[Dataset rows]
>> Start
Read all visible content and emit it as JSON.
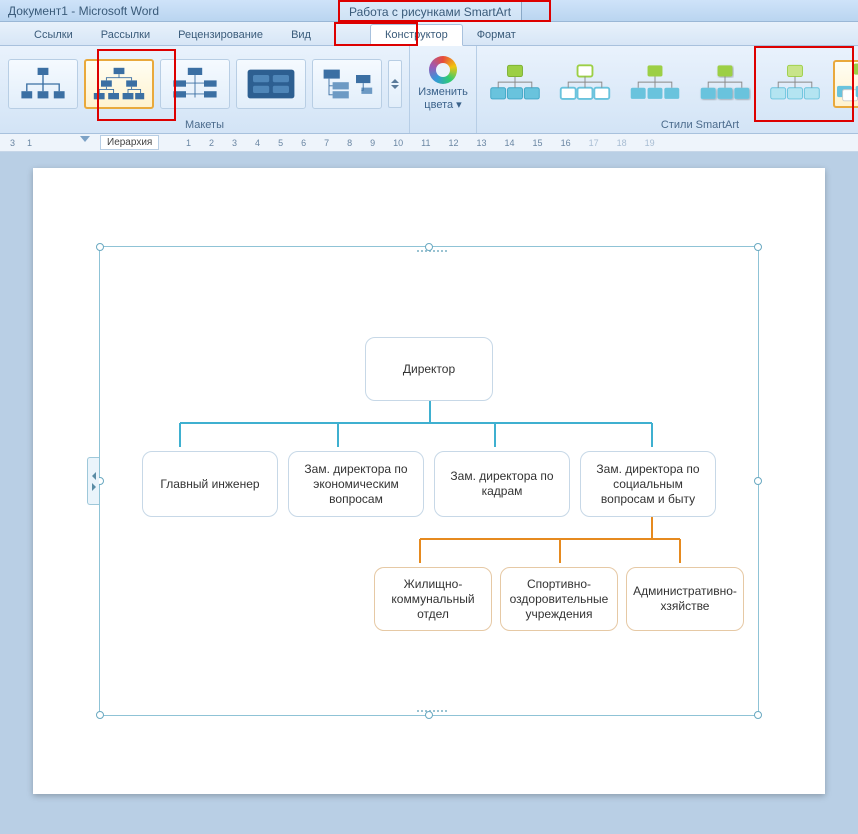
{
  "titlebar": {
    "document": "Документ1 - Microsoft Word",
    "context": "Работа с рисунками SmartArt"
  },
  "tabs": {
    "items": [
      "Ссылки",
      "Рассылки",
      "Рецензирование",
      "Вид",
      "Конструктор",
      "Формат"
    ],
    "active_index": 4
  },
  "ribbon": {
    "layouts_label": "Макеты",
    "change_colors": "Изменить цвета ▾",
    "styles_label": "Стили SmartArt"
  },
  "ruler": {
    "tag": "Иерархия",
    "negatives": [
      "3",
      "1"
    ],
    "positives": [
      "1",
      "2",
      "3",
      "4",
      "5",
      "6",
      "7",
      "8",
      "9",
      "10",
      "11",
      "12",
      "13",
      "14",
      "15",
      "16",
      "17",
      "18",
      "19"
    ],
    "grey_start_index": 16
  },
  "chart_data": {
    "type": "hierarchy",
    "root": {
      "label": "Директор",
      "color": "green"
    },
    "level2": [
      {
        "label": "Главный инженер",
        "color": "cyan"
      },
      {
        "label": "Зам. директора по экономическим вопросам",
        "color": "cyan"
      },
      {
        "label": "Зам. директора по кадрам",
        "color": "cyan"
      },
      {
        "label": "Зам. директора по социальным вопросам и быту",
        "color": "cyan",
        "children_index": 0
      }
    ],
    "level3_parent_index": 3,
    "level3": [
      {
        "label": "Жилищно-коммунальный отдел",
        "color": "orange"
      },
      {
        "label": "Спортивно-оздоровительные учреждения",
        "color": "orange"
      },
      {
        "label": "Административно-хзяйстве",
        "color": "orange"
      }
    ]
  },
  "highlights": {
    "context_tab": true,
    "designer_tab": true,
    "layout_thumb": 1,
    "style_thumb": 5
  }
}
>> End
>> Start
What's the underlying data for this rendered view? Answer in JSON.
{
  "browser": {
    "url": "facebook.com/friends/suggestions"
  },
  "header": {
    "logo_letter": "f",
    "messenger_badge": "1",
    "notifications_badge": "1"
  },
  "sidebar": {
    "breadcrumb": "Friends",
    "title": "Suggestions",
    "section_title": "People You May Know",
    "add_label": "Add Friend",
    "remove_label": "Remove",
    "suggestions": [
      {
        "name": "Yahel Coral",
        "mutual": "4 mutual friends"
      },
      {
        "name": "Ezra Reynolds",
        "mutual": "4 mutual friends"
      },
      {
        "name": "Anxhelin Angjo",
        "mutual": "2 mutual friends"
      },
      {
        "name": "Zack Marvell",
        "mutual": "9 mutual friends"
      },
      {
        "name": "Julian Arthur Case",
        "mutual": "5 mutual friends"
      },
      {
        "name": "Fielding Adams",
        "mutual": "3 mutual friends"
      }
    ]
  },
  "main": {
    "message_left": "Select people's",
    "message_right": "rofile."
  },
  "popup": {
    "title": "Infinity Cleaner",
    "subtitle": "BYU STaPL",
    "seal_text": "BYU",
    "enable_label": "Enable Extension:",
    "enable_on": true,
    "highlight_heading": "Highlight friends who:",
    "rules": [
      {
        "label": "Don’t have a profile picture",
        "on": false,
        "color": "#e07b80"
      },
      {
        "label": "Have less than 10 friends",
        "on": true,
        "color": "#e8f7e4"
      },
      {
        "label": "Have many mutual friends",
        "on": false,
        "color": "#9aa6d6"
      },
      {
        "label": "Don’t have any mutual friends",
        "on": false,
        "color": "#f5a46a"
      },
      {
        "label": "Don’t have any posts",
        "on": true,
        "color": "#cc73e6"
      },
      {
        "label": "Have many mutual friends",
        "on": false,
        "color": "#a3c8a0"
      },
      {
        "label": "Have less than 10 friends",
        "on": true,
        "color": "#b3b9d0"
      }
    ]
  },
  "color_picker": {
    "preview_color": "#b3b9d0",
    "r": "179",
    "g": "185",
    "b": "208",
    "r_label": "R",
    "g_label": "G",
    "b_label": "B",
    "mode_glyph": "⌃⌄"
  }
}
>> End
BRIEF: Look for "директора" and pull out every line that has it.

OUTPUT FOR THIS EXERCISE:
        "label": "Зам. директора по экономическим вопросам",
        "label": "Зам. директора по кадрам",
        "label": "Зам. директора по социальным вопросам и быту",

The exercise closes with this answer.